◆ **What you are asked to do**
State the number of lines in the material below that have "Building" in them, without any other text.

◆ **Stored data**

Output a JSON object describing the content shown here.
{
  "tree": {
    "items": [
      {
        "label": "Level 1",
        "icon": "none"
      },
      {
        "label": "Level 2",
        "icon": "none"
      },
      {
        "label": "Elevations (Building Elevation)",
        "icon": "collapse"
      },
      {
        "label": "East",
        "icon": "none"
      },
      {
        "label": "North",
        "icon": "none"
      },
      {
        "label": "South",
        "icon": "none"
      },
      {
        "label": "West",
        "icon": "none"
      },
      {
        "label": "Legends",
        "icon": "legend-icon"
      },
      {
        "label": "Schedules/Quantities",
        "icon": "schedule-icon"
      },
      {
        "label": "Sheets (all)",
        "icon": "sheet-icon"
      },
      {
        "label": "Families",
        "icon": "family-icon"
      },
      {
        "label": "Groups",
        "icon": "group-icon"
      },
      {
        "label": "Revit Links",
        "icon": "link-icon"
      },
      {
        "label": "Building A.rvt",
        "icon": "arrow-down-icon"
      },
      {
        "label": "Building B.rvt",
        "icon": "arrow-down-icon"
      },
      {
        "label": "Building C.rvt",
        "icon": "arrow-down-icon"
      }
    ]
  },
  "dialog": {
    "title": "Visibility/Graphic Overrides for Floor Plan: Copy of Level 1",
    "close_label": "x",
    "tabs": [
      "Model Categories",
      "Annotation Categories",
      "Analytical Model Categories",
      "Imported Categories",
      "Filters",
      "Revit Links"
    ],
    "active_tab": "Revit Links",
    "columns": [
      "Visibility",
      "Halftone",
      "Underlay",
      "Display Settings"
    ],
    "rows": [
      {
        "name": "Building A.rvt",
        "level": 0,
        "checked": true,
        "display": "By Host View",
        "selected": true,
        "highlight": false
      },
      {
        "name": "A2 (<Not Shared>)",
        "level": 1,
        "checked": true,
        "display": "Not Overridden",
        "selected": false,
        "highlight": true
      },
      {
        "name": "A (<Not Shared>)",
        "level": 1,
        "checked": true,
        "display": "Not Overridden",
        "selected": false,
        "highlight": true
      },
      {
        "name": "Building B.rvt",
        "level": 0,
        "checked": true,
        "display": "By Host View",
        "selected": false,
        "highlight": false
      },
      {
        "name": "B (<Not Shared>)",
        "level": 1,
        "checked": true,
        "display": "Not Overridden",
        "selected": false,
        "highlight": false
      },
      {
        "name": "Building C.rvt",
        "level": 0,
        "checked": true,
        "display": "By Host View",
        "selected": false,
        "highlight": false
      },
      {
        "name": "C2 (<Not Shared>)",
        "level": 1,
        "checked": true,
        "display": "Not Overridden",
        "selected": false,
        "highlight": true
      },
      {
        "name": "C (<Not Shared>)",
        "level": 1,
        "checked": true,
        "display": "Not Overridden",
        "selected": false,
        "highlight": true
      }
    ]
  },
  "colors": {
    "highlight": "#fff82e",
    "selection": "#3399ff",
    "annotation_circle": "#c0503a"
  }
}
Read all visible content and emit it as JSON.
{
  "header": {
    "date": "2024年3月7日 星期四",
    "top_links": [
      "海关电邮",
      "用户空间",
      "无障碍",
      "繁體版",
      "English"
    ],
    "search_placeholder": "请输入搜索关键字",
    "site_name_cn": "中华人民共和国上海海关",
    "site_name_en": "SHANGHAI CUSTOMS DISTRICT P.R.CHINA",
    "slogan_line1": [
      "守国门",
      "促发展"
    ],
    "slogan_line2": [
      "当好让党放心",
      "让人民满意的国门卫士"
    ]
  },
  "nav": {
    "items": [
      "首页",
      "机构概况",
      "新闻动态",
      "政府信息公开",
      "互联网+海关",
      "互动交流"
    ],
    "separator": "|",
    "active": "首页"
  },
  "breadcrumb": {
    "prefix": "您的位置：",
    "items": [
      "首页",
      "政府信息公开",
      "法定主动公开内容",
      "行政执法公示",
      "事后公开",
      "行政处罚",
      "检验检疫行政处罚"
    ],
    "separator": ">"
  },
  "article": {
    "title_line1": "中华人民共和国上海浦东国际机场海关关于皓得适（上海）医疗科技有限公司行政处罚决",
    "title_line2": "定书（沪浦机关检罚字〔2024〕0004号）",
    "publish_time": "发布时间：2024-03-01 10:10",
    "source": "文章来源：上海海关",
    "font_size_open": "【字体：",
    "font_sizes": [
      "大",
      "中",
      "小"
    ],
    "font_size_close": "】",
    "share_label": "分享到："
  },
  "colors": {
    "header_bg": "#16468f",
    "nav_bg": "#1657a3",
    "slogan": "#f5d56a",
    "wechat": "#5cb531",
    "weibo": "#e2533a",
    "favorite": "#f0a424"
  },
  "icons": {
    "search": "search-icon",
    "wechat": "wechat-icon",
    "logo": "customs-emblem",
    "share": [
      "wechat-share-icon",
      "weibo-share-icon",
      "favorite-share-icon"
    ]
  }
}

◆ **Result of the exercise**
7